**WHAT YOU SHOULD DO:** Quote each record exactly, please, leaving none out.
[begin DATA FOR THE TASK]
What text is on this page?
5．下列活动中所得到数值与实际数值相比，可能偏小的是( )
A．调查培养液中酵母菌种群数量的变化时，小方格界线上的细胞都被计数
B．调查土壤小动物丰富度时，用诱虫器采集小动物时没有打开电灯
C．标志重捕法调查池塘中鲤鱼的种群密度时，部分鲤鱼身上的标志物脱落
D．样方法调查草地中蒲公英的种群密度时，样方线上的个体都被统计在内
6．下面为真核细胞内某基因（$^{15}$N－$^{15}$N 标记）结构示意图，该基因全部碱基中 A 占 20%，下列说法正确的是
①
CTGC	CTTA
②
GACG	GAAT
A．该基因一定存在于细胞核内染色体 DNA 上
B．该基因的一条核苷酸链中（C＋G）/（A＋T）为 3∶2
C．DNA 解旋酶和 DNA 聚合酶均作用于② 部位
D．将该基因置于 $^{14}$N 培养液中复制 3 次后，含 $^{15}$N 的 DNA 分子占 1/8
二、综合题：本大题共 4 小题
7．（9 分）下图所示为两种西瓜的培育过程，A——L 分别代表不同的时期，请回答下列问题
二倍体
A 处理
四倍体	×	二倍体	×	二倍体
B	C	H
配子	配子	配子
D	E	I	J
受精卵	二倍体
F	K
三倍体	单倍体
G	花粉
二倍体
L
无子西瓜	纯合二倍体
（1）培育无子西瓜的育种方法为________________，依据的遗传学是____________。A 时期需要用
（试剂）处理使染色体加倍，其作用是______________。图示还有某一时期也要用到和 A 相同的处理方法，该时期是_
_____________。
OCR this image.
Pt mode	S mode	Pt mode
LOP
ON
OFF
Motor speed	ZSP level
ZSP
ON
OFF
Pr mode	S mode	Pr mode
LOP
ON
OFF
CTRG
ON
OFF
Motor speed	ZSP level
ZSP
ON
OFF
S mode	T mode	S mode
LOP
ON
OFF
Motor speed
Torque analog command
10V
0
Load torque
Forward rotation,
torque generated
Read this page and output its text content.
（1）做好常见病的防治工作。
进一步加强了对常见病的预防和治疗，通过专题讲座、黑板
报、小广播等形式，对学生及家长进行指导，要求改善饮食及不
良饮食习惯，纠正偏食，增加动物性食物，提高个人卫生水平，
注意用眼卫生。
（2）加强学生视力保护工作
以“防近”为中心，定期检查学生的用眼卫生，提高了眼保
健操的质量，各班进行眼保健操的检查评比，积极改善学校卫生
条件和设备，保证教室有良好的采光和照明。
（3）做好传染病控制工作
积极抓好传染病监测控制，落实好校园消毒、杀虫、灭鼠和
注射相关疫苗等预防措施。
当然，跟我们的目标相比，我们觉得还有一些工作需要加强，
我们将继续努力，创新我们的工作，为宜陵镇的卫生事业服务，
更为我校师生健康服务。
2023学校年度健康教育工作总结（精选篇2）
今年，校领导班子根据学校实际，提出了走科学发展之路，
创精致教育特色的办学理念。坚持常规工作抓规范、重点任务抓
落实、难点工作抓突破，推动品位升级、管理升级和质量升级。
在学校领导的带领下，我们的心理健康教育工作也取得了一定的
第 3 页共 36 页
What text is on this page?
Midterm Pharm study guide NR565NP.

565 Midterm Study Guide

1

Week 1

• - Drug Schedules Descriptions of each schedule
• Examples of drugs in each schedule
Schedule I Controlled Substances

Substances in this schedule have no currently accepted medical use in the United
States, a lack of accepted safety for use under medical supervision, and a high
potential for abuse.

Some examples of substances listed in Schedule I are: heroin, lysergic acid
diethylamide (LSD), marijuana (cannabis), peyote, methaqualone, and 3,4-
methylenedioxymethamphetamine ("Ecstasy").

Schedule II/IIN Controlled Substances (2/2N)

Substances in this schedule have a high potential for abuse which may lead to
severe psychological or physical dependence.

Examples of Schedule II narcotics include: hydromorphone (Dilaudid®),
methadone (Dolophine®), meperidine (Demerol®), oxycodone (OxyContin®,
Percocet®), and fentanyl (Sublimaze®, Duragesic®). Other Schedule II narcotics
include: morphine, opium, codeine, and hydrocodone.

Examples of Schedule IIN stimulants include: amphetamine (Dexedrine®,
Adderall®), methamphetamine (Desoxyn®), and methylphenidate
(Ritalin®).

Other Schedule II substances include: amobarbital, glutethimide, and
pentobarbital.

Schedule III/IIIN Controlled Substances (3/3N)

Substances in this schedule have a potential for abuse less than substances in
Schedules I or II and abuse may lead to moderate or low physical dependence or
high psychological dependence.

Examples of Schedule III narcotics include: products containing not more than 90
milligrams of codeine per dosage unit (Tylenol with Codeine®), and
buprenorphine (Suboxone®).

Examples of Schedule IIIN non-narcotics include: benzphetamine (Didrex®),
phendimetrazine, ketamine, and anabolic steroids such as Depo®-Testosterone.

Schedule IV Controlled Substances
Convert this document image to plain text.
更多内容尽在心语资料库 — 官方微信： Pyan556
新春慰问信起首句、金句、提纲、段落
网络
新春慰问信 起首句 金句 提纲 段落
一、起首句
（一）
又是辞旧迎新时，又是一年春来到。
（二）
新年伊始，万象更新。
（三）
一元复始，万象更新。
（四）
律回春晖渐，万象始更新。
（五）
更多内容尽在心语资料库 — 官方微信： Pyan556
[end DATA FOR THE TASK]
**FULL SOLUTION:**
What text is on this page?
5．下列活动中所得到数值与实际数值相比，可能偏小的是( )
A．调查培养液中酵母菌种群数量的变化时，小方格界线上的细胞都被计数
B．调查土壤小动物丰富度时，用诱虫器采集小动物时没有打开电灯
C．标志重捕法调查池塘中鲤鱼的种群密度时，部分鲤鱼身上的标志物脱落
D．样方法调查草地中蒲公英的种群密度时，样方线上的个体都被统计在内
6．下面为真核细胞内某基因（$^{15}$N－$^{15}$N 标记）结构示意图，该基因全部碱基中 A 占 20%，下列说法正确的是
①
CTGC	CTTA
②
GACG	GAAT
A．该基因一定存在于细胞核内染色体 DNA 上
B．该基因的一条核苷酸链中（C＋G）/（A＋T）为 3∶2
C．DNA 解旋酶和 DNA 聚合酶均作用于② 部位
D．将该基因置于 $^{14}$N 培养液中复制 3 次后，含 $^{15}$N 的 DNA 分子占 1/8
二、综合题：本大题共 4 小题
7．（9 分）下图所示为两种西瓜的培育过程，A——L 分别代表不同的时期，请回答下列问题
二倍体
A 处理
四倍体	×	二倍体	×	二倍体
B	C	H
配子	配子	配子
D	E	I	J
受精卵	二倍体
F	K
三倍体	单倍体
G	花粉
二倍体
L
无子西瓜	纯合二倍体
（1）培育无子西瓜的育种方法为________________，依据的遗传学是____________。A 时期需要用
（试剂）处理使染色体加倍，其作用是______________。图示还有某一时期也要用到和 A 相同的处理方法，该时期是_
_____________。
OCR this image.
Pt mode	S mode	Pt mode
LOP
ON
OFF
Motor speed	ZSP level
ZSP
ON
OFF
Pr mode	S mode	Pr mode
LOP
ON
OFF
CTRG
ON
OFF
Motor speed	ZSP level
ZSP
ON
OFF
S mode	T mode	S mode
LOP
ON
OFF
Motor speed
Torque analog command
10V
0
Load torque
Forward rotation,
torque generated
Read this page and output its text content.
（1）做好常见病的防治工作。
进一步加强了对常见病的预防和治疗，通过专题讲座、黑板
报、小广播等形式，对学生及家长进行指导，要求改善饮食及不
良饮食习惯，纠正偏食，增加动物性食物，提高个人卫生水平，
注意用眼卫生。
（2）加强学生视力保护工作
以“防近”为中心，定期检查学生的用眼卫生，提高了眼保
健操的质量，各班进行眼保健操的检查评比，积极改善学校卫生
条件和设备，保证教室有良好的采光和照明。
（3）做好传染病控制工作
积极抓好传染病监测控制，落实好校园消毒、杀虫、灭鼠和
注射相关疫苗等预防措施。
当然，跟我们的目标相比，我们觉得还有一些工作需要加强，
我们将继续努力，创新我们的工作，为宜陵镇的卫生事业服务，
更为我校师生健康服务。
2023学校年度健康教育工作总结（精选篇2）
今年，校领导班子根据学校实际，提出了走科学发展之路，
创精致教育特色的办学理念。坚持常规工作抓规范、重点任务抓
落实、难点工作抓突破，推动品位升级、管理升级和质量升级。
在学校领导的带领下，我们的心理健康教育工作也取得了一定的
第 3 页共 36 页
What text is on this page?
Midterm Pharm study guide NR565NP.

565 Midterm Study Guide

1

Week 1

• - Drug Schedules Descriptions of each schedule
• Examples of drugs in each schedule
Schedule I Controlled Substances

Substances in this schedule have no currently accepted medical use in the United
States, a lack of accepted safety for use under medical supervision, and a high
potential for abuse.

Some examples of substances listed in Schedule I are: heroin, lysergic acid
diethylamide (LSD), marijuana (cannabis), peyote, methaqualone, and 3,4-
methylenedioxymethamphetamine ("Ecstasy").

Schedule II/IIN Controlled Substances (2/2N)

Substances in this schedule have a high potential for abuse which may lead to
severe psychological or physical dependence.

Examples of Schedule II narcotics include: hydromorphone (Dilaudid®),
methadone (Dolophine®), meperidine (Demerol®), oxycodone (OxyContin®,
Percocet®), and fentanyl (Sublimaze®, Duragesic®). Other Schedule II narcotics
include: morphine, opium, codeine, and hydrocodone.

Examples of Schedule IIN stimulants include: amphetamine (Dexedrine®,
Adderall®), methamphetamine (Desoxyn®), and methylphenidate
(Ritalin®).

Other Schedule II substances include: amobarbital, glutethimide, and
pentobarbital.

Schedule III/IIIN Controlled Substances (3/3N)

Substances in this schedule have a potential for abuse less than substances in
Schedules I or II and abuse may lead to moderate or low physical dependence or
high psychological dependence.

Examples of Schedule III narcotics include: products containing not more than 90
milligrams of codeine per dosage unit (Tylenol with Codeine®), and
buprenorphine (Suboxone®).

Examples of Schedule IIIN non-narcotics include: benzphetamine (Didrex®),
phendimetrazine, ketamine, and anabolic steroids such as Depo®-Testosterone.

Schedule IV Controlled Substances
Convert this document image to plain text.
更多内容尽在心语资料库 — 官方微信： Pyan556
新春慰问信起首句、金句、提纲、段落
网络
新春慰问信 起首句 金句 提纲 段落
一、起首句
（一）
又是辞旧迎新时，又是一年春来到。
（二）
新年伊始，万象更新。
（三）
一元复始，万象更新。
（四）
律回春晖渐，万象始更新。
（五）
更多内容尽在心语资料库 — 官方微信： Pyan556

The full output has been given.